**DATASET RECORDS:**
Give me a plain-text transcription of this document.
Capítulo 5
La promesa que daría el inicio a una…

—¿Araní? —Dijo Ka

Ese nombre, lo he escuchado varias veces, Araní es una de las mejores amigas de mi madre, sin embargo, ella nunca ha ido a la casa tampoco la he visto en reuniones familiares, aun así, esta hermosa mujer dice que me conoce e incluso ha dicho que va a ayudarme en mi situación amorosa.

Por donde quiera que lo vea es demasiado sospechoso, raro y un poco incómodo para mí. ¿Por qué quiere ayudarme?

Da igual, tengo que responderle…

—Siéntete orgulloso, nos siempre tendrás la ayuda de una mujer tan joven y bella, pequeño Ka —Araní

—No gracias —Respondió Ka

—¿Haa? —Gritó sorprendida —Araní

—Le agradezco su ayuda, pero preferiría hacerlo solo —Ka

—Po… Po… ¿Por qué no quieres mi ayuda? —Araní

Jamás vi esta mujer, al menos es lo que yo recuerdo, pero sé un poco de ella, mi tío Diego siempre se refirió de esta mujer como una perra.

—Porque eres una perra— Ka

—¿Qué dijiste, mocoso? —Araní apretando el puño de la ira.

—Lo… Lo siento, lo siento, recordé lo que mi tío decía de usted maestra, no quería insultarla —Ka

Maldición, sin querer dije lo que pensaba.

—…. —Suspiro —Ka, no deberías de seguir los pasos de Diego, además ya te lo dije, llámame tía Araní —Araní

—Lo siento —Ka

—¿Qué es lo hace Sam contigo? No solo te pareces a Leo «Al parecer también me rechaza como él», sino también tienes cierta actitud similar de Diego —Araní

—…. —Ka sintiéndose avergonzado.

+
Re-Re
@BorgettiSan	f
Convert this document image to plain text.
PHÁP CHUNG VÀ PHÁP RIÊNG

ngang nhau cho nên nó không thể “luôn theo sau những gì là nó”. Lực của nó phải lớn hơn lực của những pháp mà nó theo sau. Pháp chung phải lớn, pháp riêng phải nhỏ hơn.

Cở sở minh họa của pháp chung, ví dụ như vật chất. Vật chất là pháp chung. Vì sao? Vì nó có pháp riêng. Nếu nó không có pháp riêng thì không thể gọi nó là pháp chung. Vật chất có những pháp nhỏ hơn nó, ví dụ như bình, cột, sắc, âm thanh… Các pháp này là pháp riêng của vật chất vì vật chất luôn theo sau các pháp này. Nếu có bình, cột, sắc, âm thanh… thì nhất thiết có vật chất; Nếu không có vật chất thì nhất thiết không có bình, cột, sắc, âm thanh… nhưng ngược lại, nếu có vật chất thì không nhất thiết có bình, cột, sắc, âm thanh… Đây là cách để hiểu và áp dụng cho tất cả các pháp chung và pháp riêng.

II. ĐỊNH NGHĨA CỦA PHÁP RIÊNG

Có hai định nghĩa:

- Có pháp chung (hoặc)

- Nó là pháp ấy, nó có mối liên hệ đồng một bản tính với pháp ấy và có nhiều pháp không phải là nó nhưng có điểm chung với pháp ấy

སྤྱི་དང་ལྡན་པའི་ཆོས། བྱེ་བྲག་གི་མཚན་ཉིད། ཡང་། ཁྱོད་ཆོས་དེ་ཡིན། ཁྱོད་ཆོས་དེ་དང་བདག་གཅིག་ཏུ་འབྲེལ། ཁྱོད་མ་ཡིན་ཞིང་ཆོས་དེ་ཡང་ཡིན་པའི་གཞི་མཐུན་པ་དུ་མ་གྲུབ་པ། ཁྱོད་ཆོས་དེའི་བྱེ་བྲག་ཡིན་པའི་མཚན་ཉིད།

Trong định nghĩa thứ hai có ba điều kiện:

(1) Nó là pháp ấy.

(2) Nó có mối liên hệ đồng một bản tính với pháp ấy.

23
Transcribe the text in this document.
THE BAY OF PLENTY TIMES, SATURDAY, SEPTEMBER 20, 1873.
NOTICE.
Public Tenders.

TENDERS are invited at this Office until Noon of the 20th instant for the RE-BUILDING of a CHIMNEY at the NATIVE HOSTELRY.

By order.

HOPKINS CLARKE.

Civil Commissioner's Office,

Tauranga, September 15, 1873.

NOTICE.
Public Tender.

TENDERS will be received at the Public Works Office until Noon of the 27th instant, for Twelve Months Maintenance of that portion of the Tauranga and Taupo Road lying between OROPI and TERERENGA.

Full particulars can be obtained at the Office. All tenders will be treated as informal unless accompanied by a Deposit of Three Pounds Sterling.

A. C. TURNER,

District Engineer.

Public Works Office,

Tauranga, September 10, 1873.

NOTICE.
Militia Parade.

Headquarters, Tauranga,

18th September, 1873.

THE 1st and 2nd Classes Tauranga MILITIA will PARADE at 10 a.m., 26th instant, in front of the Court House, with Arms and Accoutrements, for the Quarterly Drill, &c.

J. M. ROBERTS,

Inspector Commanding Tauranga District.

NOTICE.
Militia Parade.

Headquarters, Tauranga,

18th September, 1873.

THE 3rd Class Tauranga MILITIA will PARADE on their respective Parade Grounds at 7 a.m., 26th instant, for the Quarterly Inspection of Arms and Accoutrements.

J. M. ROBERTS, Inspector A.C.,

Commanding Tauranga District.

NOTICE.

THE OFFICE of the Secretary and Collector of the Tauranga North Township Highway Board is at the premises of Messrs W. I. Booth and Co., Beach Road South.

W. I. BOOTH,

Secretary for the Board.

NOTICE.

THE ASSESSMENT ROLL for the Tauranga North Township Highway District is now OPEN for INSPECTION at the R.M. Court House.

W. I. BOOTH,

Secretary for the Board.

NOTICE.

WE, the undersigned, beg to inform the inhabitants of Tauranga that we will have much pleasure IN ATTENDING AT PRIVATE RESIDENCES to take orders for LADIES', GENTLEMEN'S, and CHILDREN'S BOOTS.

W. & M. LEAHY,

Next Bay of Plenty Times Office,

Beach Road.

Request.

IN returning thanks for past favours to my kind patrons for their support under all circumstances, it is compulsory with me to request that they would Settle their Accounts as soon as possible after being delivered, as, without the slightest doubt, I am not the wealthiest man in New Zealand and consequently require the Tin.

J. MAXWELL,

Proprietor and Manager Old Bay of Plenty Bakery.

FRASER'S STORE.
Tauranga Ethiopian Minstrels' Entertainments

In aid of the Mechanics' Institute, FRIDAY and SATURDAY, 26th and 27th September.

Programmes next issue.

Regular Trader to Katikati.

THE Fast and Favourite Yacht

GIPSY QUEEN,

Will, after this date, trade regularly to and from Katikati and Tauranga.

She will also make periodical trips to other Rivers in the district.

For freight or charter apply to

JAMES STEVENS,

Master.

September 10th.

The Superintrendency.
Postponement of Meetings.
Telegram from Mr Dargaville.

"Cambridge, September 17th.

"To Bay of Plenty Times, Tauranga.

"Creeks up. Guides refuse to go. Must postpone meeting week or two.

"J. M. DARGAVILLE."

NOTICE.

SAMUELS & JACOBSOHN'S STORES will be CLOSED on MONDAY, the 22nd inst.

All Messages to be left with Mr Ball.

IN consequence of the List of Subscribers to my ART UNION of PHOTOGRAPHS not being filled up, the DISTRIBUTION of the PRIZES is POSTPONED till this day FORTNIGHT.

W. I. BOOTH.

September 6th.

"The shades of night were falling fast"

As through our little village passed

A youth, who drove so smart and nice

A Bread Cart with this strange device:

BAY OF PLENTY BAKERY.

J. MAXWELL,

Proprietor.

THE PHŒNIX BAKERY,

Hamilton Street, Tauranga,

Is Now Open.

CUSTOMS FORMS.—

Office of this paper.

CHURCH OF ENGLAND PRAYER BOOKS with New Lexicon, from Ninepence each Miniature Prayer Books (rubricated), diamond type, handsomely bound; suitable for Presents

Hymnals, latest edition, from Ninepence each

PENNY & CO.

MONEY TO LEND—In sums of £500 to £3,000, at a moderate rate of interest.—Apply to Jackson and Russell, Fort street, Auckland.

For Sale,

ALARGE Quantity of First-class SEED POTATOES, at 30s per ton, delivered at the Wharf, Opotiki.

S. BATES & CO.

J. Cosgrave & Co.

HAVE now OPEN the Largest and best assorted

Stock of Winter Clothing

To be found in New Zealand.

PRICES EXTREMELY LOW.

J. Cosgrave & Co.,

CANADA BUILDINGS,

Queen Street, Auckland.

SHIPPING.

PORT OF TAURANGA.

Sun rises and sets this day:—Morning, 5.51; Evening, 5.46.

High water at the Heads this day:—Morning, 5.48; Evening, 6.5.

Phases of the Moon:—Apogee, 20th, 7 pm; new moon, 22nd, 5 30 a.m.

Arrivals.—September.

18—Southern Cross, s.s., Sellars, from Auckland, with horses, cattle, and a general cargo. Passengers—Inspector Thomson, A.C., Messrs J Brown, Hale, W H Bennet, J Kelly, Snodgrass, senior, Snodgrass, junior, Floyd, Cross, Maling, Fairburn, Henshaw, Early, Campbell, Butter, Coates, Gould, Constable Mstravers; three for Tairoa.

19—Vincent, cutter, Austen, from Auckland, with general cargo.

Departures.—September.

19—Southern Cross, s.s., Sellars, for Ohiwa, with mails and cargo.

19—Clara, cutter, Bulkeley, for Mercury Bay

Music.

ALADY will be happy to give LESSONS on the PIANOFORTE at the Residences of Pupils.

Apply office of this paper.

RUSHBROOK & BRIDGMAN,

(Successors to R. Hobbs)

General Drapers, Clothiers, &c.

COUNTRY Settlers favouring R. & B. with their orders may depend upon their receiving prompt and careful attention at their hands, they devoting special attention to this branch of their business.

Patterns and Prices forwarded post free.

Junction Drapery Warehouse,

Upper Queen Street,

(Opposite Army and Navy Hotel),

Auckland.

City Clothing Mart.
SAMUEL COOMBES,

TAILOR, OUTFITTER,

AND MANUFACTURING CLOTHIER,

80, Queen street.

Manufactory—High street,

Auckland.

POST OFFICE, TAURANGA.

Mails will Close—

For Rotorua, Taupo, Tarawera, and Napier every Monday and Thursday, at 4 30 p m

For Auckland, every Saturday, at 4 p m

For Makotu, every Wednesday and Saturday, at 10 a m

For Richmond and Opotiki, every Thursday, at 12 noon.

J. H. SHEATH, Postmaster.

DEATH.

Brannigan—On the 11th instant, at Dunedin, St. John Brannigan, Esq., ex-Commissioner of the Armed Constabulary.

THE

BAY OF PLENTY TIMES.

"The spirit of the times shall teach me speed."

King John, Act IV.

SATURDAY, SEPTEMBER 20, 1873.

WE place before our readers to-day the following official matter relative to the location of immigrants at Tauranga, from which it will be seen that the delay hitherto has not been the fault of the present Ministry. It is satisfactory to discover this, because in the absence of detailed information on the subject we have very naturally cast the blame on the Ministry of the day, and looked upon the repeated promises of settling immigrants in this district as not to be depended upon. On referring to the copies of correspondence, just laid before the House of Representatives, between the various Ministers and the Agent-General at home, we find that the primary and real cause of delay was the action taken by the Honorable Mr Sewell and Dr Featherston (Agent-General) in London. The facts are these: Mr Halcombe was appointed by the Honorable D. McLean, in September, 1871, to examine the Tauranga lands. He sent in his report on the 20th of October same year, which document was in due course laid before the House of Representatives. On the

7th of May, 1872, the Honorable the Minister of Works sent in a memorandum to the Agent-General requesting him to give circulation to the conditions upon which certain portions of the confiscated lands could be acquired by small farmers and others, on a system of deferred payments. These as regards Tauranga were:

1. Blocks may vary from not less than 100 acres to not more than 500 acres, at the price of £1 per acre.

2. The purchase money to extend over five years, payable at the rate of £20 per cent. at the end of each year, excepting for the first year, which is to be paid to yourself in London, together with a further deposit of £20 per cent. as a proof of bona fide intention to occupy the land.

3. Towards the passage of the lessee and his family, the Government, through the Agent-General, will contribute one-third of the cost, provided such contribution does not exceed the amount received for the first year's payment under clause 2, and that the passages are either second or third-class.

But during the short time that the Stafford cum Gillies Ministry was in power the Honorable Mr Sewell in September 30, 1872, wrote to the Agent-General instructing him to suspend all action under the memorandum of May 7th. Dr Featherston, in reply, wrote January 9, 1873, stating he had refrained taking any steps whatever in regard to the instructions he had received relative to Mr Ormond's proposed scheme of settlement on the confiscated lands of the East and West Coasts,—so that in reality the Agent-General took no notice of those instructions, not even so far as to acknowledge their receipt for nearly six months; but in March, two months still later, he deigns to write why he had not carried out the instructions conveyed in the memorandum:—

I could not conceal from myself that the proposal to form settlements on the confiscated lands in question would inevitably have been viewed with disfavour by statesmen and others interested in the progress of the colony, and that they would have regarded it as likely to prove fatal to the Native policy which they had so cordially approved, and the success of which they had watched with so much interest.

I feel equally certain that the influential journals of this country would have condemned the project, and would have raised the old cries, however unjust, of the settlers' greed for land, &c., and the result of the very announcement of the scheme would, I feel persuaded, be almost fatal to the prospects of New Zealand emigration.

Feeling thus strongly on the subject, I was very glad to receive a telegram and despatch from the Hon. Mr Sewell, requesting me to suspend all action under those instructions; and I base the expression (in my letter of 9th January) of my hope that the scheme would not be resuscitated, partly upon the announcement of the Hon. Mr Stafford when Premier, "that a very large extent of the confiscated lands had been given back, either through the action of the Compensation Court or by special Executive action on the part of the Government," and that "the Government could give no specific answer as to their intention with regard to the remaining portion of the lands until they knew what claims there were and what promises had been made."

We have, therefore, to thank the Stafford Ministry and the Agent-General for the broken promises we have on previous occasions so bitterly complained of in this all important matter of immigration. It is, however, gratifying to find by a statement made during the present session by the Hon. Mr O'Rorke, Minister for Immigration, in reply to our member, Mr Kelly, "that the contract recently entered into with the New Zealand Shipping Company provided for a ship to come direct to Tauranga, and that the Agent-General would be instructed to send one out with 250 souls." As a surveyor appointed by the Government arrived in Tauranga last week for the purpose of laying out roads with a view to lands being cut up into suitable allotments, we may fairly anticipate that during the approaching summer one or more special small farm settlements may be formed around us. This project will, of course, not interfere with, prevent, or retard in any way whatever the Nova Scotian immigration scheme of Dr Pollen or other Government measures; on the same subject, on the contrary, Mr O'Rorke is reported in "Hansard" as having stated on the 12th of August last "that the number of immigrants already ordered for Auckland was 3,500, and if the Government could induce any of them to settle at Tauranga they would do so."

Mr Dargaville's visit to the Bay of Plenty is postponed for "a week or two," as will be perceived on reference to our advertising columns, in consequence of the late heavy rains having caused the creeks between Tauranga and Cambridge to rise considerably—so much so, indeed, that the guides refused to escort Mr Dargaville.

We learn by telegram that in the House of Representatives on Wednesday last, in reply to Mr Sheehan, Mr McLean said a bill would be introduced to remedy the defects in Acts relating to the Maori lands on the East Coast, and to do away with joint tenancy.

**EXERCISE BRIEF:** Copy out every line of the data that includes the word "Township".

**TASK ANSWER:**
THE OFFICE of the Secretary and Collector of the Tauranga North Township Highway Board is at the premises of Messrs W. I. Booth and Co., Beach Road South.
THE ASSESSMENT ROLL for the Tauranga North Township Highway District is now OPEN for INSPECTION at the R.M. Court House.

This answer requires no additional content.